§ **Task to complete**
The records below must be retyped exactly.

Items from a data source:
========================================
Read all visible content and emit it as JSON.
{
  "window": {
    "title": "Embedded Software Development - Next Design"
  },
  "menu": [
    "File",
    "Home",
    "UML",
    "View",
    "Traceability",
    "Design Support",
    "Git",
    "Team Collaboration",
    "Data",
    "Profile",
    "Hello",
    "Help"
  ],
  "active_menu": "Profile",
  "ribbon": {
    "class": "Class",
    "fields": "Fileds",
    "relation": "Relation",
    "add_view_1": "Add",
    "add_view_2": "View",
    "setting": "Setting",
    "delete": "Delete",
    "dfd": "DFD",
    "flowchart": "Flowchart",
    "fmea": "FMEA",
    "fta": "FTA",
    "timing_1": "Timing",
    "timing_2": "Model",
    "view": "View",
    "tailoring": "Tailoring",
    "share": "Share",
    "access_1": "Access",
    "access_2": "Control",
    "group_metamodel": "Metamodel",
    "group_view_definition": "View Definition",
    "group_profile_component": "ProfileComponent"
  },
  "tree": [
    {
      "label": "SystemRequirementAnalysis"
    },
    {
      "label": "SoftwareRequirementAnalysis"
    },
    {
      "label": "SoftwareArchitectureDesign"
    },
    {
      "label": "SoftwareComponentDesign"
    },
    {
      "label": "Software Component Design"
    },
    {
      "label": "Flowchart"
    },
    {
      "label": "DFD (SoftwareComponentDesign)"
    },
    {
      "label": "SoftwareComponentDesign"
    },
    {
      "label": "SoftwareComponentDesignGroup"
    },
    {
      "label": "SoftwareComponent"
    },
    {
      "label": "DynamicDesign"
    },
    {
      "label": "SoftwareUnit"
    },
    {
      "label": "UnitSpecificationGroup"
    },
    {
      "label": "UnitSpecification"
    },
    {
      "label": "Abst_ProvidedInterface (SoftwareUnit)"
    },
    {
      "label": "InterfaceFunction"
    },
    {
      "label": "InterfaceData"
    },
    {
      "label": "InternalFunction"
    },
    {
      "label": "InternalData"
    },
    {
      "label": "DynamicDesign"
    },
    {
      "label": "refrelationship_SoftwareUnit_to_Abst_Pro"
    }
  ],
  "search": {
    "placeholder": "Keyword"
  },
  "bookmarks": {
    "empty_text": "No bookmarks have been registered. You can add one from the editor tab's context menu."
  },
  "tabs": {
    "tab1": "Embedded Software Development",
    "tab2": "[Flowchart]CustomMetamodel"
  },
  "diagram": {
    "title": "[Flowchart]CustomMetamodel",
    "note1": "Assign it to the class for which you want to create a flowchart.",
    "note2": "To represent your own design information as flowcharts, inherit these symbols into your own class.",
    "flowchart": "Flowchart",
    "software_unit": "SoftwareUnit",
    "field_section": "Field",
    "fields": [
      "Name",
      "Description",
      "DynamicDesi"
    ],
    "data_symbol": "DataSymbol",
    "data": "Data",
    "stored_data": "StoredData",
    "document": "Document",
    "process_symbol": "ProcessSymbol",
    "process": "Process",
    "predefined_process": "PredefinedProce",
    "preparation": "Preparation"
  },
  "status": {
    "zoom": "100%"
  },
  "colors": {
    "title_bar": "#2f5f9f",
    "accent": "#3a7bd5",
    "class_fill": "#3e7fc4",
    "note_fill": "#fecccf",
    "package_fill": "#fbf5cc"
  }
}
========================================
§ **Result**
Read all visible content and emit it as JSON.
{
  "window": {
    "title": "Embedded Software Development - Next Design"
  },
  "menu": [
    "File",
    "Home",
    "UML",
    "View",
    "Traceability",
    "Design Support",
    "Git",
    "Team Collaboration",
    "Data",
    "Profile",
    "Hello",
    "Help"
  ],
  "active_menu": "Profile",
  "ribbon": {
    "class": "Class",
    "fields": "Fileds",
    "relation": "Relation",
    "add_view_1": "Add",
    "add_view_2": "View",
    "setting": "Setting",
    "delete": "Delete",
    "dfd": "DFD",
    "flowchart": "Flowchart",
    "fmea": "FMEA",
    "fta": "FTA",
    "timing_1": "Timing",
    "timing_2": "Model",
    "view": "View",
    "tailoring": "Tailoring",
    "share": "Share",
    "access_1": "Access",
    "access_2": "Control",
    "group_metamodel": "Metamodel",
    "group_view_definition": "View Definition",
    "group_profile_component": "ProfileComponent"
  },
  "tree": [
    {
      "label": "SystemRequirementAnalysis"
    },
    {
      "label": "SoftwareRequirementAnalysis"
    },
    {
      "label": "SoftwareArchitectureDesign"
    },
    {
      "label": "SoftwareComponentDesign"
    },
    {
      "label": "Software Component Design"
    },
    {
      "label": "Flowchart"
    },
    {
      "label": "DFD (SoftwareComponentDesign)"
    },
    {
      "label": "SoftwareComponentDesign"
    },
    {
      "label": "SoftwareComponentDesignGroup"
    },
    {
      "label": "SoftwareComponent"
    },
    {
      "label": "DynamicDesign"
    },
    {
      "label": "SoftwareUnit"
    },
    {
      "label": "UnitSpecificationGroup"
    },
    {
      "label": "UnitSpecification"
    },
    {
      "label": "Abst_ProvidedInterface (SoftwareUnit)"
    },
    {
      "label": "InterfaceFunction"
    },
    {
      "label": "InterfaceData"
    },
    {
      "label": "InternalFunction"
    },
    {
      "label": "InternalData"
    },
    {
      "label": "DynamicDesign"
    },
    {
      "label": "refrelationship_SoftwareUnit_to_Abst_Pro"
    }
  ],
  "search": {
    "placeholder": "Keyword"
  },
  "bookmarks": {
    "empty_text": "No bookmarks have been registered. You can add one from the editor tab's context menu."
  },
  "tabs": {
    "tab1": "Embedded Software Development",
    "tab2": "[Flowchart]CustomMetamodel"
  },
  "diagram": {
    "title": "[Flowchart]CustomMetamodel",
    "note1": "Assign it to the class for which you want to create a flowchart.",
    "note2": "To represent your own design information as flowcharts, inherit these symbols into your own class.",
    "flowchart": "Flowchart",
    "software_unit": "SoftwareUnit",
    "field_section": "Field",
    "fields": [
      "Name",
      "Description",
      "DynamicDesi"
    ],
    "data_symbol": "DataSymbol",
    "data": "Data",
    "stored_data": "StoredData",
    "document": "Document",
    "process_symbol": "ProcessSymbol",
    "process": "Process",
    "predefined_process": "PredefinedProce",
    "preparation": "Preparation"
  },
  "status": {
    "zoom": "100%"
  },
  "colors": {
    "title_bar": "#2f5f9f",
    "accent": "#3a7bd5",
    "class_fill": "#3e7fc4",
    "note_fill": "#fecccf",
    "package_fill": "#fbf5cc"
  }
}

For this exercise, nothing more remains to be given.